** begin **

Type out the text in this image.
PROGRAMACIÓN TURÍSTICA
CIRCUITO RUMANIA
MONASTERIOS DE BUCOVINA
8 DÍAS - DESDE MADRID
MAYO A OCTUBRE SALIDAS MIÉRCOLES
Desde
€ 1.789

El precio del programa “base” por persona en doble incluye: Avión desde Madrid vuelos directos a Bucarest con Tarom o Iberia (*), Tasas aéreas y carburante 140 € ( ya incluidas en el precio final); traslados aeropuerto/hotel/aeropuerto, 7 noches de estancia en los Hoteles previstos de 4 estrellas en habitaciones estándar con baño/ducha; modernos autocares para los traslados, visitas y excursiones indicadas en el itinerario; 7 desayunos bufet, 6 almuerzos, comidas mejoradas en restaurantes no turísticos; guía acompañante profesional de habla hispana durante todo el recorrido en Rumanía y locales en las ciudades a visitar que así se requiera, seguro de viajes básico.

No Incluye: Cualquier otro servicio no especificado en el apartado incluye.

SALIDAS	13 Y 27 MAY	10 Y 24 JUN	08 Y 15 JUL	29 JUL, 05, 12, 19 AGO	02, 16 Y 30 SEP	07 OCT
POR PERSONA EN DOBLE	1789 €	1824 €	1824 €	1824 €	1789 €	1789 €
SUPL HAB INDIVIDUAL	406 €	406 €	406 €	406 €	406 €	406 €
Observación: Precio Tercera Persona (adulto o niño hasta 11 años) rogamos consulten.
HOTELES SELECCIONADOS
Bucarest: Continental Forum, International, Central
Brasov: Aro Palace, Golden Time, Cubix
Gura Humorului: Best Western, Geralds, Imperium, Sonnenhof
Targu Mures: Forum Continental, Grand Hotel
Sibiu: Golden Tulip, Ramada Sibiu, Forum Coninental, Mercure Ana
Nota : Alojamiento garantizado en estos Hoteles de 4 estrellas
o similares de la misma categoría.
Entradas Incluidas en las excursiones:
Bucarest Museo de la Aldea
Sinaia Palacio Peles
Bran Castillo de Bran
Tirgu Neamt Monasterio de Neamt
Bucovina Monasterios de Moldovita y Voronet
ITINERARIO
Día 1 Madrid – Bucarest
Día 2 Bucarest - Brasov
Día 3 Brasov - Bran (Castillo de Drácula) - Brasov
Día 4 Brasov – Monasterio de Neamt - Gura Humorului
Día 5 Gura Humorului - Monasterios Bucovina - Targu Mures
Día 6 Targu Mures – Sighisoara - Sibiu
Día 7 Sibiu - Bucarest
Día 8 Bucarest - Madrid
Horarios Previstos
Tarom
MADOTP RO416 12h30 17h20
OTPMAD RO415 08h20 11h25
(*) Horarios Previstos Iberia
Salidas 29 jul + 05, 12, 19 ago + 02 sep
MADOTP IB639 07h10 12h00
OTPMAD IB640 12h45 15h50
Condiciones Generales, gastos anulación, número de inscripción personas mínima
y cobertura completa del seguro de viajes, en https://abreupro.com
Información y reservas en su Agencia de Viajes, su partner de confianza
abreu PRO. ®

** end **

Look above for every line with the word "incluye" and copy it.

El precio del programa “base” por persona en doble incluye: Avión desde Madrid vuelos directos a Bucarest con Tarom o Iberia (*), Tasas aéreas y carburante 140 € ( ya incluidas en el precio final); traslados aeropuerto/hotel/aeropuerto, 7 noches de estancia en los Hoteles previstos de 4 estrellas en habitaciones estándar con baño/ducha; modernos autocares para los traslados, visitas y excursiones indicadas en el itinerario; 7 desayunos bufet, 6 almuerzos, comidas mejoradas en restaurantes no turísticos; guía acompañante profesional de habla hispana durante todo el recorrido en Rumanía y locales en las ciudades a visitar que así se requiera, seguro de viajes básico.
No Incluye: Cualquier otro servicio no especificado en el apartado incluye.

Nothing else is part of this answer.